> [Stated goal]: Restate the whole of the material. Keep every word, and drop the pictures.

> [Data records]:
* * * * * * *
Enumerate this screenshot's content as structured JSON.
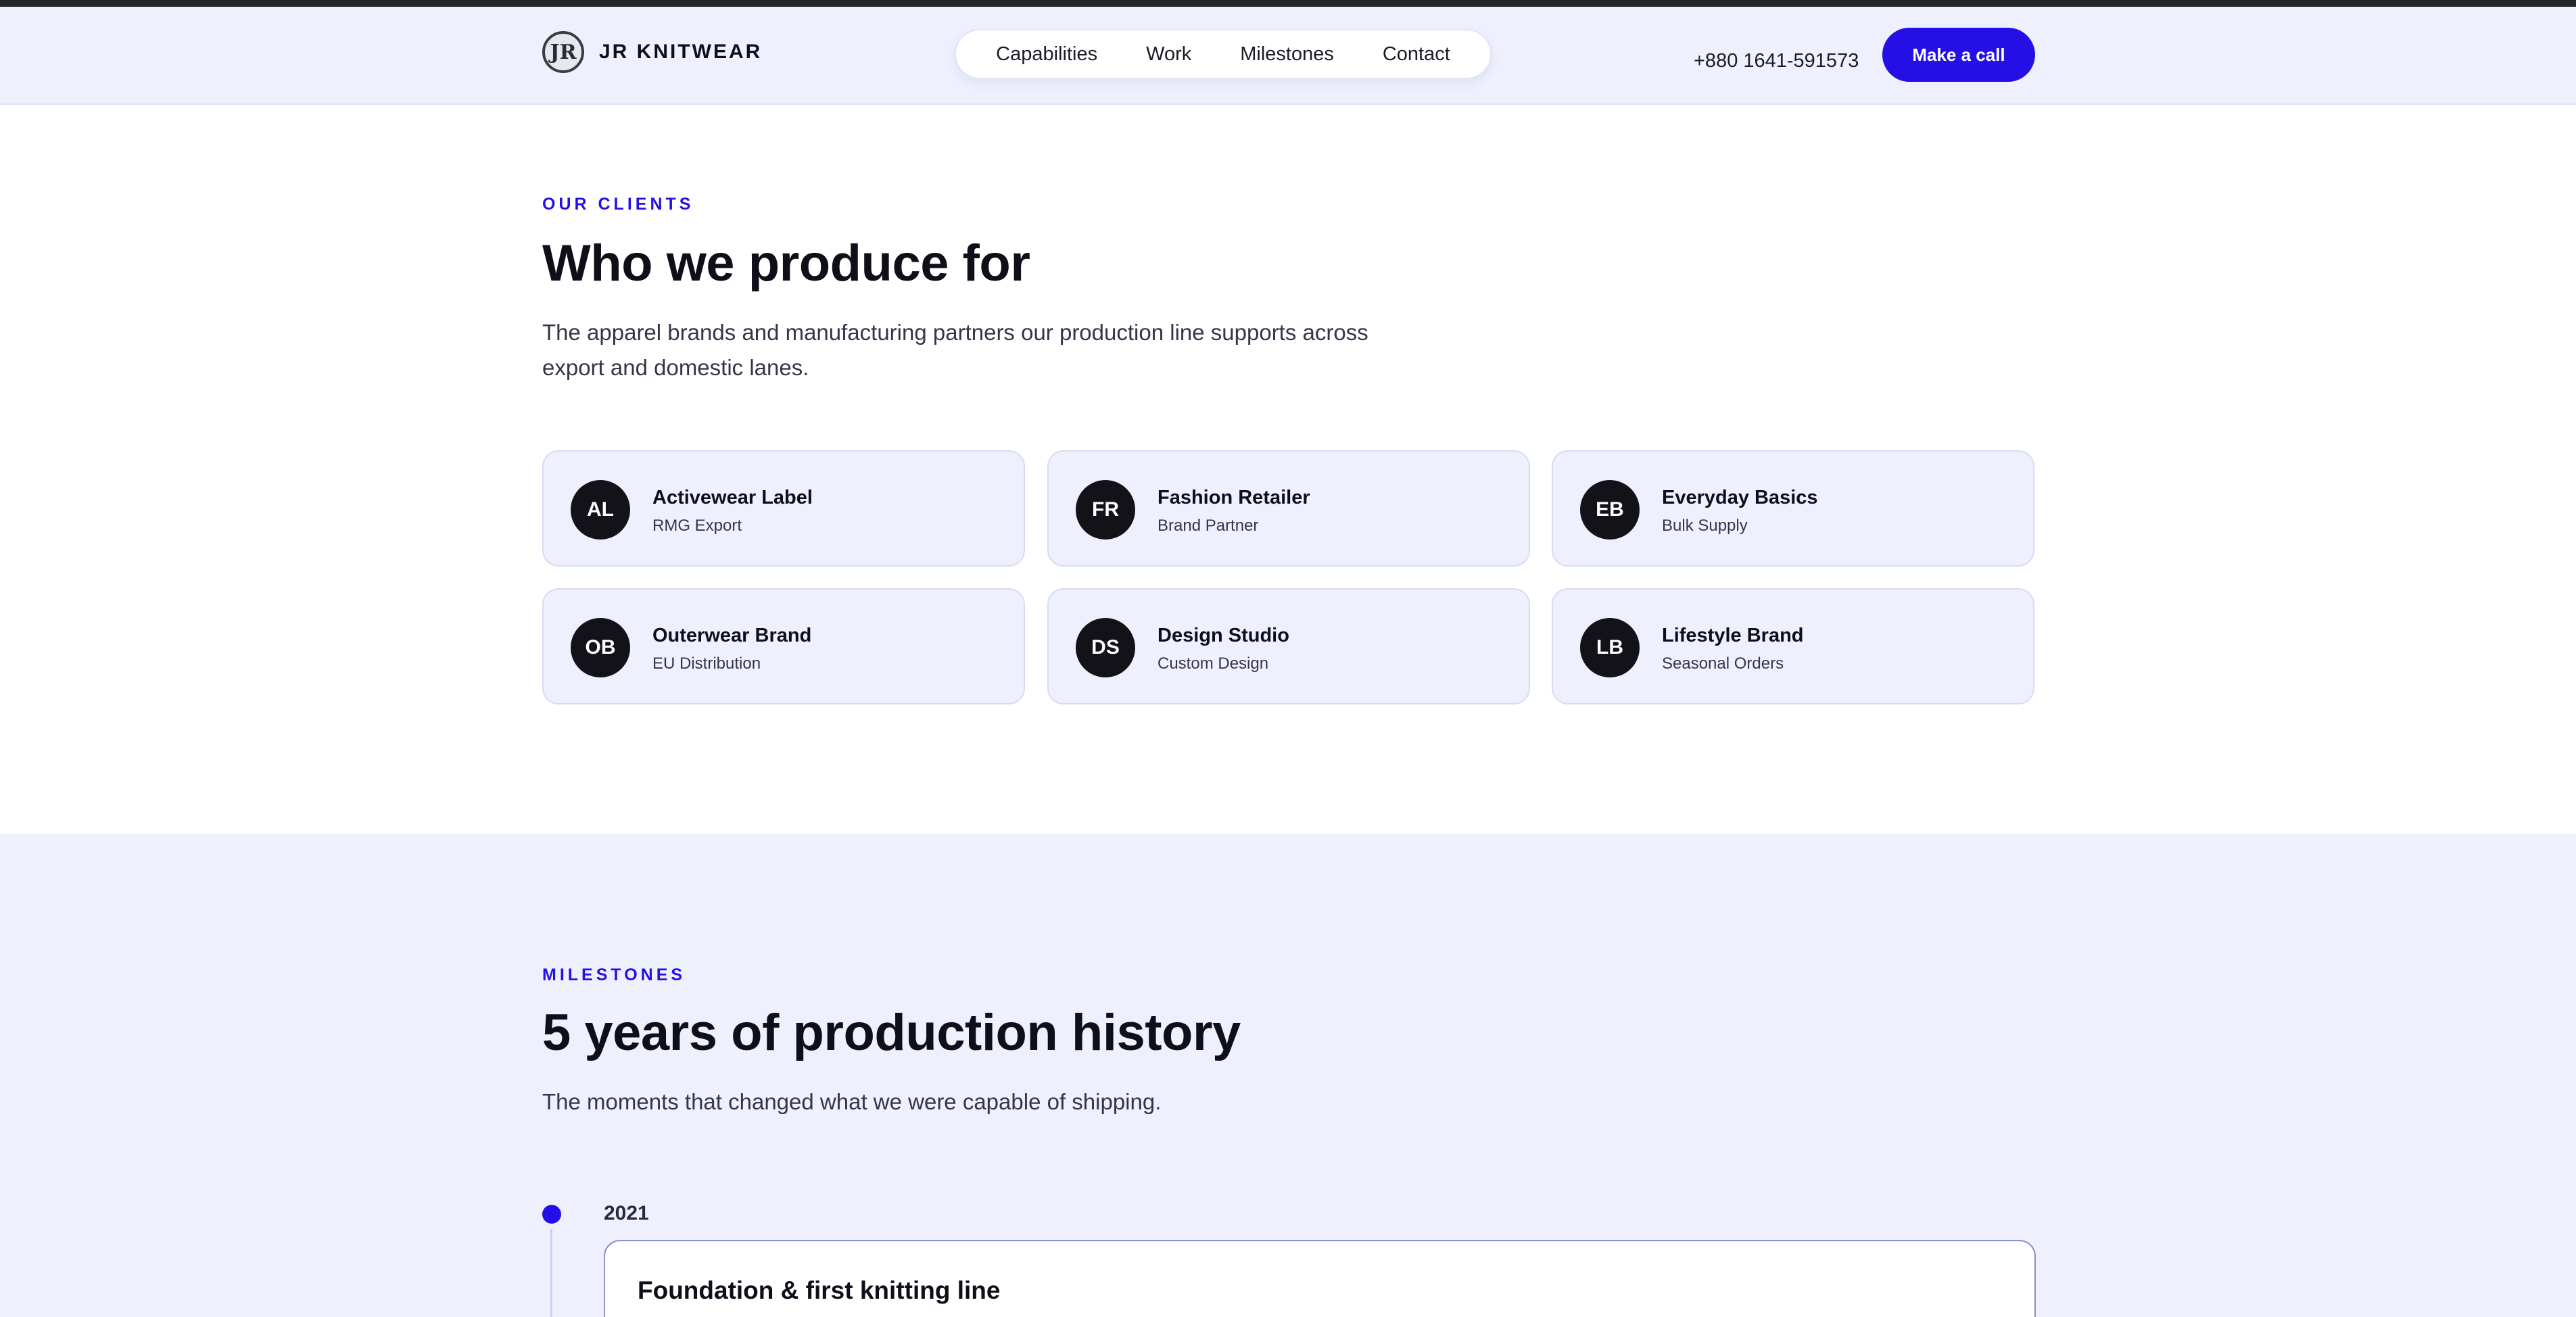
{
  "header": {
    "brand_initials": "JR",
    "brand_name": "JR KNITWEAR",
    "nav": [
      "Capabilities",
      "Work",
      "Milestones",
      "Contact"
    ],
    "phone": "+880 1641-591573",
    "cta_label": "Make a call"
  },
  "clients": {
    "eyebrow": "OUR CLIENTS",
    "title": "Who we produce for",
    "lead": "The apparel brands and manufacturing partners our production line supports across export and domestic lanes.",
    "items": [
      {
        "initials": "AL",
        "name": "Activewear Label",
        "sub": "RMG Export"
      },
      {
        "initials": "FR",
        "name": "Fashion Retailer",
        "sub": "Brand Partner"
      },
      {
        "initials": "EB",
        "name": "Everyday Basics",
        "sub": "Bulk Supply"
      },
      {
        "initials": "OB",
        "name": "Outerwear Brand",
        "sub": "EU Distribution"
      },
      {
        "initials": "DS",
        "name": "Design Studio",
        "sub": "Custom Design"
      },
      {
        "initials": "LB",
        "name": "Lifestyle Brand",
        "sub": "Seasonal Orders"
      }
    ]
  },
  "milestones": {
    "eyebrow": "MILESTONES",
    "title": "5 years of production history",
    "lead": "The moments that changed what we were capable of shipping.",
    "items": [
      {
        "year": "2021",
        "title": "Foundation & first knitting line"
      }
    ]
  },
  "colors": {
    "accent": "#2410e6",
    "section_bg": "#eef1fd",
    "avatar_bg": "#121218"
  }
}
* * * * * * *
> [Complete output]:
Enumerate this screenshot's content as structured JSON.
{
  "header": {
    "brand_initials": "JR",
    "brand_name": "JR KNITWEAR",
    "nav": [
      "Capabilities",
      "Work",
      "Milestones",
      "Contact"
    ],
    "phone": "+880 1641-591573",
    "cta_label": "Make a call"
  },
  "clients": {
    "eyebrow": "OUR CLIENTS",
    "title": "Who we produce for",
    "lead": "The apparel brands and manufacturing partners our production line supports across export and domestic lanes.",
    "items": [
      {
        "initials": "AL",
        "name": "Activewear Label",
        "sub": "RMG Export"
      },
      {
        "initials": "FR",
        "name": "Fashion Retailer",
        "sub": "Brand Partner"
      },
      {
        "initials": "EB",
        "name": "Everyday Basics",
        "sub": "Bulk Supply"
      },
      {
        "initials": "OB",
        "name": "Outerwear Brand",
        "sub": "EU Distribution"
      },
      {
        "initials": "DS",
        "name": "Design Studio",
        "sub": "Custom Design"
      },
      {
        "initials": "LB",
        "name": "Lifestyle Brand",
        "sub": "Seasonal Orders"
      }
    ]
  },
  "milestones": {
    "eyebrow": "MILESTONES",
    "title": "5 years of production history",
    "lead": "The moments that changed what we were capable of shipping.",
    "items": [
      {
        "year": "2021",
        "title": "Foundation & first knitting line"
      }
    ]
  },
  "colors": {
    "accent": "#2410e6",
    "section_bg": "#eef1fd",
    "avatar_bg": "#121218"
  }
}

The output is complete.